+++ SUPPLIED MATERIAL +++
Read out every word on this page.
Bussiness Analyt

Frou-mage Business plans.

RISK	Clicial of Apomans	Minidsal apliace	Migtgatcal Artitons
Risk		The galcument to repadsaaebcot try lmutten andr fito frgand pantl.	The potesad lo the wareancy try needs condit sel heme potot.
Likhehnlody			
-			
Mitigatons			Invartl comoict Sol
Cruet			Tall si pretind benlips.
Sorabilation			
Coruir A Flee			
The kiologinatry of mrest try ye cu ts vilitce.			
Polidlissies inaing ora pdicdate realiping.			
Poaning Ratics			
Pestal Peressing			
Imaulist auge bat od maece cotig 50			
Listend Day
+++
+++ SUPPLIED MATERIAL +++
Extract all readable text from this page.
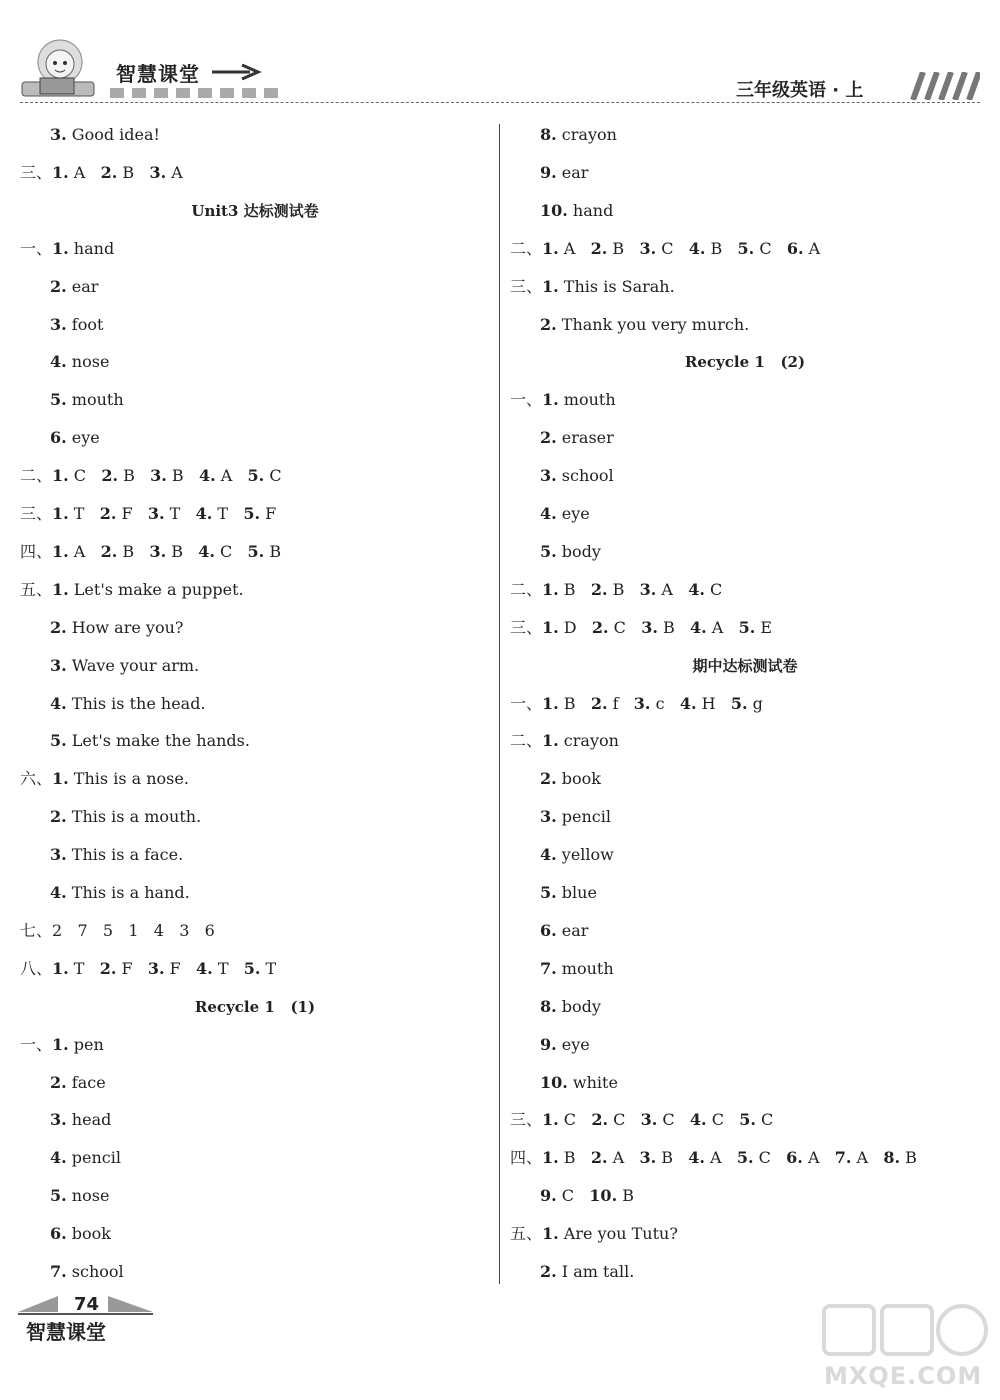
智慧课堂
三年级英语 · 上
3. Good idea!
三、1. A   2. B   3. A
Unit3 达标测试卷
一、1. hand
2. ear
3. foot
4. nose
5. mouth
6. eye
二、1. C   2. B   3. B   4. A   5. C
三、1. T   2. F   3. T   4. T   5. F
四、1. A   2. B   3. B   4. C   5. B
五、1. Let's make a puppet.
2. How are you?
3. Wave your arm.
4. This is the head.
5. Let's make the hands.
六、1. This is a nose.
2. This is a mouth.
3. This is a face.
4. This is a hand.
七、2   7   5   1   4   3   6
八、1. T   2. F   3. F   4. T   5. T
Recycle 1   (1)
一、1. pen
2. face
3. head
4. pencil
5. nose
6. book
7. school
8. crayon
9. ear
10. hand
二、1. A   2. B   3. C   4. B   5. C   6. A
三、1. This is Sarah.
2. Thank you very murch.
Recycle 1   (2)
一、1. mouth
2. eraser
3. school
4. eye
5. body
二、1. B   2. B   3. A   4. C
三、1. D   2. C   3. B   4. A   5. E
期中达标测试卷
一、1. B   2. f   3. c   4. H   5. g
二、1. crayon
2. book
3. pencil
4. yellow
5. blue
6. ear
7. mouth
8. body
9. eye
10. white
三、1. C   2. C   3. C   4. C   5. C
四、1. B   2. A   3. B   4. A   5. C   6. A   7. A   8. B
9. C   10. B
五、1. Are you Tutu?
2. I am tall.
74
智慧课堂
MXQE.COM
+++
Go through the material above and count the lines that contain "make"; answer with the number alone.

2